— Problem to solve —
Transcribe word for word each line from the one containing "Convert this document image to plain text." to the final line of the data, both included. Skip the pictures.

— Material supplied —
....................

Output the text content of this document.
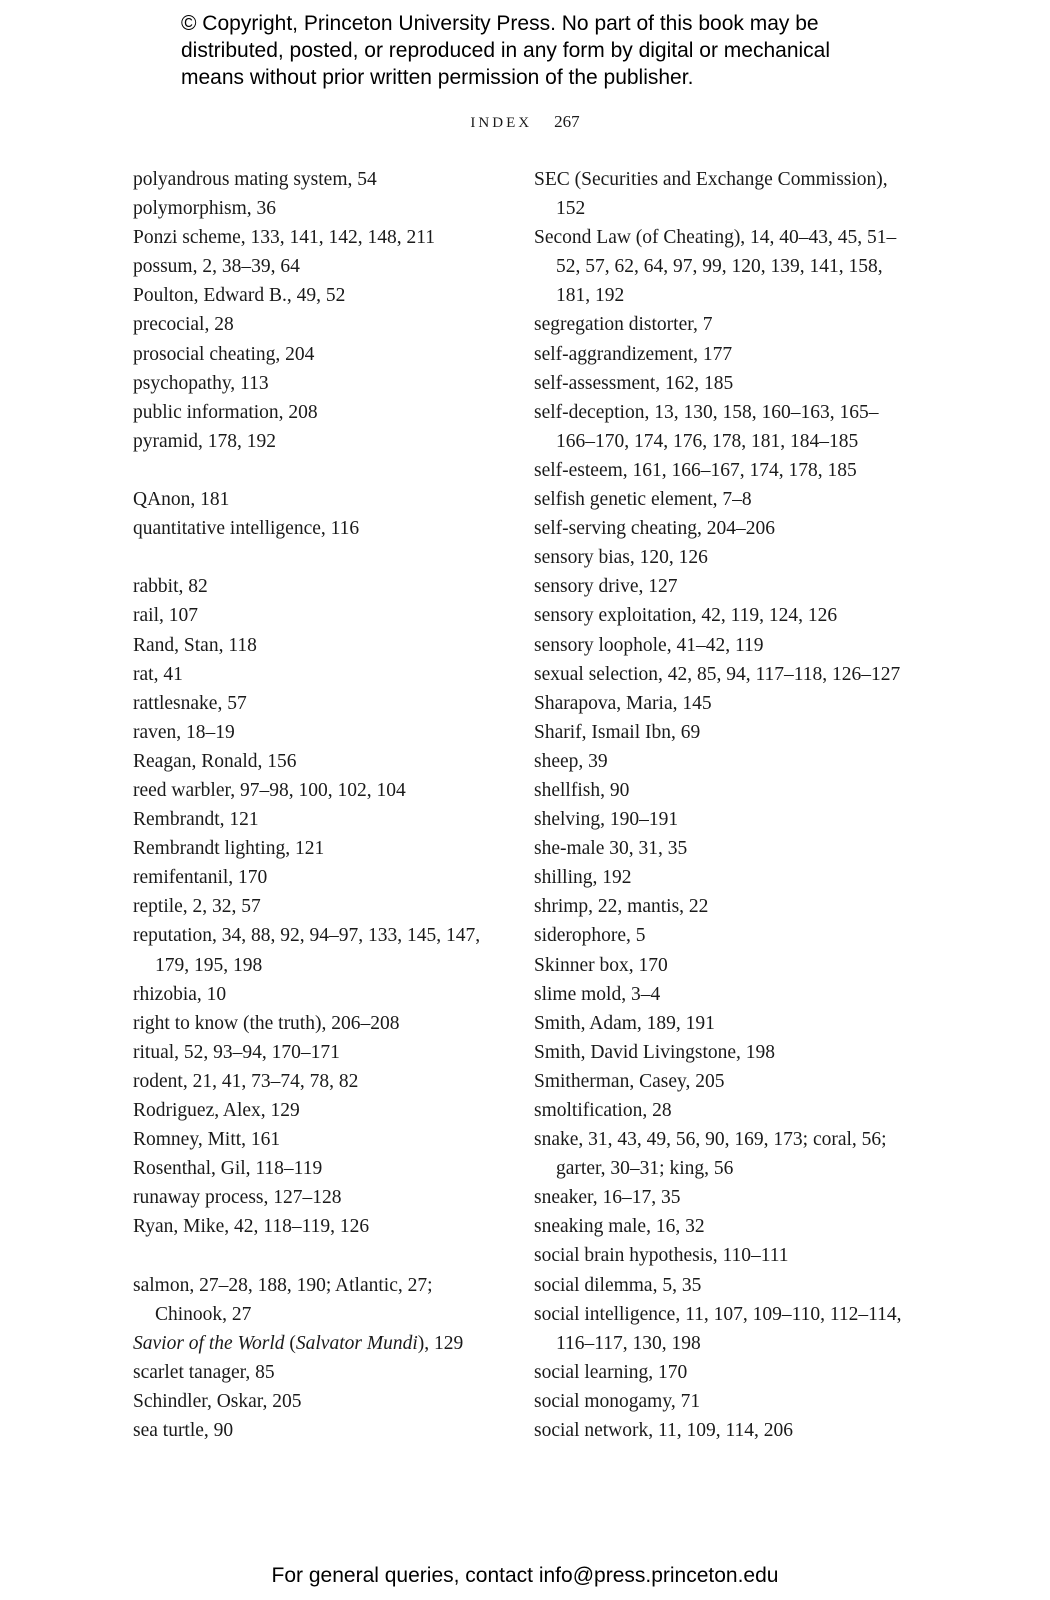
© Copyright, Princeton University Press. No part of this book may be
distributed, posted, or reproduced in any form by digital or mechanical
means without prior written permission of the publisher.
INDEX 267
polyandrous mating system, 54
polymorphism, 36
Ponzi scheme, 133, 141, 142, 148, 211
possum, 2, 38–39, 64
Poulton, Edward B., 49, 52
precocial, 28
prosocial cheating, 204
psychopathy, 113
public information, 208
pyramid, 178, 192
QAnon, 181
quantitative intelligence, 116
rabbit, 82
rail, 107
Rand, Stan, 118
rat, 41
rattlesnake, 57
raven, 18–19
Reagan, Ronald, 156
reed warbler, 97–98, 100, 102, 104
Rembrandt, 121
Rembrandt lighting, 121
remifentanil, 170
reptile, 2, 32, 57
reputation, 34, 88, 92, 94–97, 133, 145, 147, 179, 195, 198
rhizobia, 10
right to know (the truth), 206–208
ritual, 52, 93–94, 170–171
rodent, 21, 41, 73–74, 78, 82
Rodriguez, Alex, 129
Romney, Mitt, 161
Rosenthal, Gil, 118–119
runaway process, 127–128
Ryan, Mike, 42, 118–119, 126
salmon, 27–28, 188, 190; Atlantic, 27; Chinook, 27
Savior of the World (Salvator Mundi), 129
scarlet tanager, 85
Schindler, Oskar, 205
sea turtle, 90
SEC (Securities and Exchange Commission), 152
Second Law (of Cheating), 14, 40–43, 45, 51–52, 57, 62, 64, 97, 99, 120, 139, 141, 158, 181, 192
segregation distorter, 7
self-aggrandizement, 177
self-assessment, 162, 185
self-deception, 13, 130, 158, 160–163, 165–166–170, 174, 176, 178, 181, 184–185
self-esteem, 161, 166–167, 174, 178, 185
selfish genetic element, 7–8
self-serving cheating, 204–206
sensory bias, 120, 126
sensory drive, 127
sensory exploitation, 42, 119, 124, 126
sensory loophole, 41–42, 119
sexual selection, 42, 85, 94, 117–118, 126–127
Sharapova, Maria, 145
Sharif, Ismail Ibn, 69
sheep, 39
shellfish, 90
shelving, 190–191
she-male 30, 31, 35
shilling, 192
shrimp, 22, mantis, 22
siderophore, 5
Skinner box, 170
slime mold, 3–4
Smith, Adam, 189, 191
Smith, David Livingstone, 198
Smitherman, Casey, 205
smoltification, 28
snake, 31, 43, 49, 56, 90, 169, 173; coral, 56; garter, 30–31; king, 56
sneaker, 16–17, 35
sneaking male, 16, 32
social brain hypothesis, 110–111
social dilemma, 5, 35
social intelligence, 11, 107, 109–110, 112–114, 116–117, 130, 198
social learning, 170
social monogamy, 71
social network, 11, 109, 114, 206
For general queries, contact info@press.princeton.edu
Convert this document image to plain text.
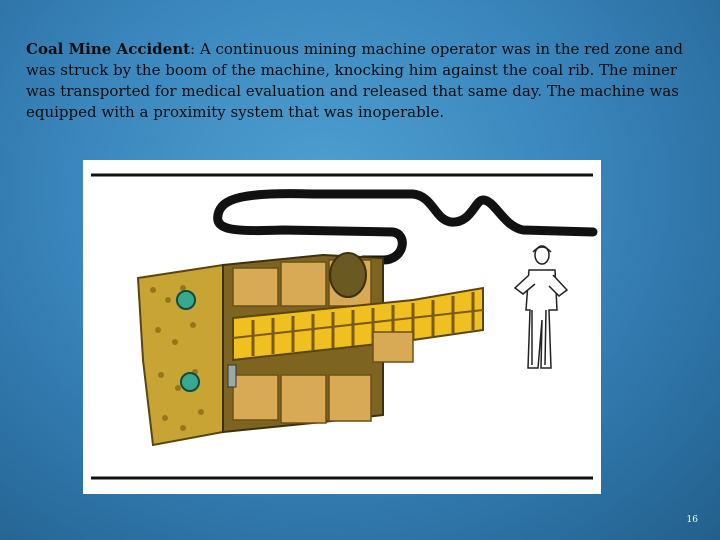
Coal Mine Accident: A continuous mining machine operator was in the red zone and was struck by the boom of the machine, knocking him against the coal rib. The miner was transported for medical evaluation and released that same day. The machine was equipped with a proximity system that was inoperable.

16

....................

— Task answer —
Convert this document image to plain text.
Coal Mine Accident: A continuous mining machine operator was in the red zone and was struck by the boom of the machine, knocking him against the coal rib. The miner was transported for medical evaluation and released that same day. The machine was equipped with a proximity system that was inoperable.

16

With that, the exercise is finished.